◆ The request ◆
Reproduce the lines word for word, starting with the first line and going on through the line with "650, 665, 670]".

◆ Input for this task ◆
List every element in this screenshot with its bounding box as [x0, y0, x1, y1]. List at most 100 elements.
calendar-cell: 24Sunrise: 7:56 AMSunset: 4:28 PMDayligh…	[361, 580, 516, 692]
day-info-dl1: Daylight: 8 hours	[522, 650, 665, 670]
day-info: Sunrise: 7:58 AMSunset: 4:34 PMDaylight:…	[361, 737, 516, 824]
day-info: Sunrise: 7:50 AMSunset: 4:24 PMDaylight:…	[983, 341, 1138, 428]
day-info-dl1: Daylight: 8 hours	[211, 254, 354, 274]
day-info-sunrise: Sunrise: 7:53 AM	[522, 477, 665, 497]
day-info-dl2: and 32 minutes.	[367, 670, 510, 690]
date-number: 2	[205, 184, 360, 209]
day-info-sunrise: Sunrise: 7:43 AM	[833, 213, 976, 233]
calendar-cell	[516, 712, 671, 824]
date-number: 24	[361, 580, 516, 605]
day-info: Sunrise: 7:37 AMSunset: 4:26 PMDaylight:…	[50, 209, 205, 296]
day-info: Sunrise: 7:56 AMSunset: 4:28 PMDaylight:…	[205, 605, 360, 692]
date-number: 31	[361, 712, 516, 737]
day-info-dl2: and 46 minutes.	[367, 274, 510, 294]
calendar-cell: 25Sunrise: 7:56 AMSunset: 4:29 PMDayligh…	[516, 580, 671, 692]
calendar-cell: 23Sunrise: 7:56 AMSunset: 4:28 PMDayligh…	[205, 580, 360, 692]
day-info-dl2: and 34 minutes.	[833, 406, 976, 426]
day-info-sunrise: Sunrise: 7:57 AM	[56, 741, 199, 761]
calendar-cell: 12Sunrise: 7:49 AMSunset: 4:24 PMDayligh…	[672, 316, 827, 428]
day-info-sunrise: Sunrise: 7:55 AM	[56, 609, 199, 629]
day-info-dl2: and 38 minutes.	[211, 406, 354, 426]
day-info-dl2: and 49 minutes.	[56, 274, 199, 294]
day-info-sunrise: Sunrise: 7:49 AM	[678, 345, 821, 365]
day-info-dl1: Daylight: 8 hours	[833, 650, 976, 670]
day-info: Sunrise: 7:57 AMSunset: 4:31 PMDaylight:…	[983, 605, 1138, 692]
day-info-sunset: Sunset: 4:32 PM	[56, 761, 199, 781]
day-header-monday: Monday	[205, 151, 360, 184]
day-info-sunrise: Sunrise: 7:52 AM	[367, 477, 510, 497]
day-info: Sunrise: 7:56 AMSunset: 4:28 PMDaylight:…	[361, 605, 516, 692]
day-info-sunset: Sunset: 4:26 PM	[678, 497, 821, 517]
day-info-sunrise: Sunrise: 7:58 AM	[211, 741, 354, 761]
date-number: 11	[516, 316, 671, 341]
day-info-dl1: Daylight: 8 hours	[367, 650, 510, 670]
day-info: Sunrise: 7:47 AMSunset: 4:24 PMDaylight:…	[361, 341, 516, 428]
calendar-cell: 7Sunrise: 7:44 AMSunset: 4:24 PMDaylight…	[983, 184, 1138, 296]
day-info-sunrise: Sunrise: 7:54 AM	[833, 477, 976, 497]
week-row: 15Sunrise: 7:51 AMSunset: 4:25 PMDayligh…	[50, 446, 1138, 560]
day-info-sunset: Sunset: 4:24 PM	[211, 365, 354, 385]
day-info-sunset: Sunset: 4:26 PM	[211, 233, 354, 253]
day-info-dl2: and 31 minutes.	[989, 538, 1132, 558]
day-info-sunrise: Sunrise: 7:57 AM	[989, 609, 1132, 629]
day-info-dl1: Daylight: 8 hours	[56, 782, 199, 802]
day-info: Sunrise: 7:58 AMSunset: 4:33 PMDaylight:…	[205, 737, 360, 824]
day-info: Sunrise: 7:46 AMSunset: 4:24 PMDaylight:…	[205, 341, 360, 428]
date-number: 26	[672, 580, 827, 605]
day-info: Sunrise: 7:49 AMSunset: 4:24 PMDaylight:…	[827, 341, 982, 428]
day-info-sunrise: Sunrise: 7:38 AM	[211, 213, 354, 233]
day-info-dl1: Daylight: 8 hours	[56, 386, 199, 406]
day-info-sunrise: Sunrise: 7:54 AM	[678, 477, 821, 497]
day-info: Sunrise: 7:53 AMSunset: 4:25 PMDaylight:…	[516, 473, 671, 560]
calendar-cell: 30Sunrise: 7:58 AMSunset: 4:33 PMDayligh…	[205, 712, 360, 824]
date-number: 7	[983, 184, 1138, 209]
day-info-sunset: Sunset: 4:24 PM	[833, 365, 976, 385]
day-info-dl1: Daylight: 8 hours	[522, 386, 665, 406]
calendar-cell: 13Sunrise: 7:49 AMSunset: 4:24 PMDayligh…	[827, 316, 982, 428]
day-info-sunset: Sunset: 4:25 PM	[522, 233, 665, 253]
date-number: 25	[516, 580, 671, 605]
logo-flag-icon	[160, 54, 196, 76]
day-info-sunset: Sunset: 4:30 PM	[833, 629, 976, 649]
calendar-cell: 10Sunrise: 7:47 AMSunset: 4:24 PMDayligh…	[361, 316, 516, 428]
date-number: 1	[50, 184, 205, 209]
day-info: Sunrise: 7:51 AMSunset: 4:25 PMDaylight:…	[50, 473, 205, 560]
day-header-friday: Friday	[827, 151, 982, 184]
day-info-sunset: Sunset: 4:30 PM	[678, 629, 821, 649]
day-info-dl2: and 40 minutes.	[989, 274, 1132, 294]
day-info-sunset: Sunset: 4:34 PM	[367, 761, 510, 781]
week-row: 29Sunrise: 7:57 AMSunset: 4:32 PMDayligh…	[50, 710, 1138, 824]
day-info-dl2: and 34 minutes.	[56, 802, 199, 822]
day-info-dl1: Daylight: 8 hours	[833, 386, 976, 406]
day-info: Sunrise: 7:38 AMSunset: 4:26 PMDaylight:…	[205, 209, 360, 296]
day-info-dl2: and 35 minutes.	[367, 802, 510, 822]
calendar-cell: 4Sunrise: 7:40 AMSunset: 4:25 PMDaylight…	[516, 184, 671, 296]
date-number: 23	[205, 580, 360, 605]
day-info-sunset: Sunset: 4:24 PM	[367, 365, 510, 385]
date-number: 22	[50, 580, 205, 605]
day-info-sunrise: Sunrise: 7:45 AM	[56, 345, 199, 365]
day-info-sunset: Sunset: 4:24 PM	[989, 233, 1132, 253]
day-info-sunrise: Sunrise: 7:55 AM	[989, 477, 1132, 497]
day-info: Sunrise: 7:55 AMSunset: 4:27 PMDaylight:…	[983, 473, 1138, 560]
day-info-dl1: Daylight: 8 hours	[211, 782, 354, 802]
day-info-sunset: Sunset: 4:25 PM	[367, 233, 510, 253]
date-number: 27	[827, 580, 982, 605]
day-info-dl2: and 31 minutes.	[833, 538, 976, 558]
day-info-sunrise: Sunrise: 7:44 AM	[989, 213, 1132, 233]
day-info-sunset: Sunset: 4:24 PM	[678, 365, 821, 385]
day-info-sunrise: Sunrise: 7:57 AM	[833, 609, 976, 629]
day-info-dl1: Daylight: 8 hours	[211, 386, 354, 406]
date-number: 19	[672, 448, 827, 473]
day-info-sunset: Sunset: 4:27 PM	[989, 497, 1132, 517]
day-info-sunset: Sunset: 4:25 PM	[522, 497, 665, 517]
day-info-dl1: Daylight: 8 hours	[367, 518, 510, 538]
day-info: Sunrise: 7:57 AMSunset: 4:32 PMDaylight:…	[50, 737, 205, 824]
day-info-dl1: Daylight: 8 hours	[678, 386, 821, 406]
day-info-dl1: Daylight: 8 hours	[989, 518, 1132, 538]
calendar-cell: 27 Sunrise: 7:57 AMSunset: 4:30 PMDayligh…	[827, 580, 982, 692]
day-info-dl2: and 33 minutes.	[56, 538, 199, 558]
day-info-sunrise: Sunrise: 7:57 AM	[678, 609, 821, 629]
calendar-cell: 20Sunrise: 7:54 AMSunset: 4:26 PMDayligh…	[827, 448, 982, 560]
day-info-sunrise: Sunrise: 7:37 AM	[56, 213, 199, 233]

◆ Solution to this task ◆
List every element in this screenshot with its bounding box as [x0, y0, x1, y1]. List at most 100 elements.
calendar-cell: 24Sunrise: 7:56 AMSunset: 4:28 PMDayligh…	[361, 580, 516, 692]
day-info-dl1: Daylight: 8 hours	[522, 650, 665, 670]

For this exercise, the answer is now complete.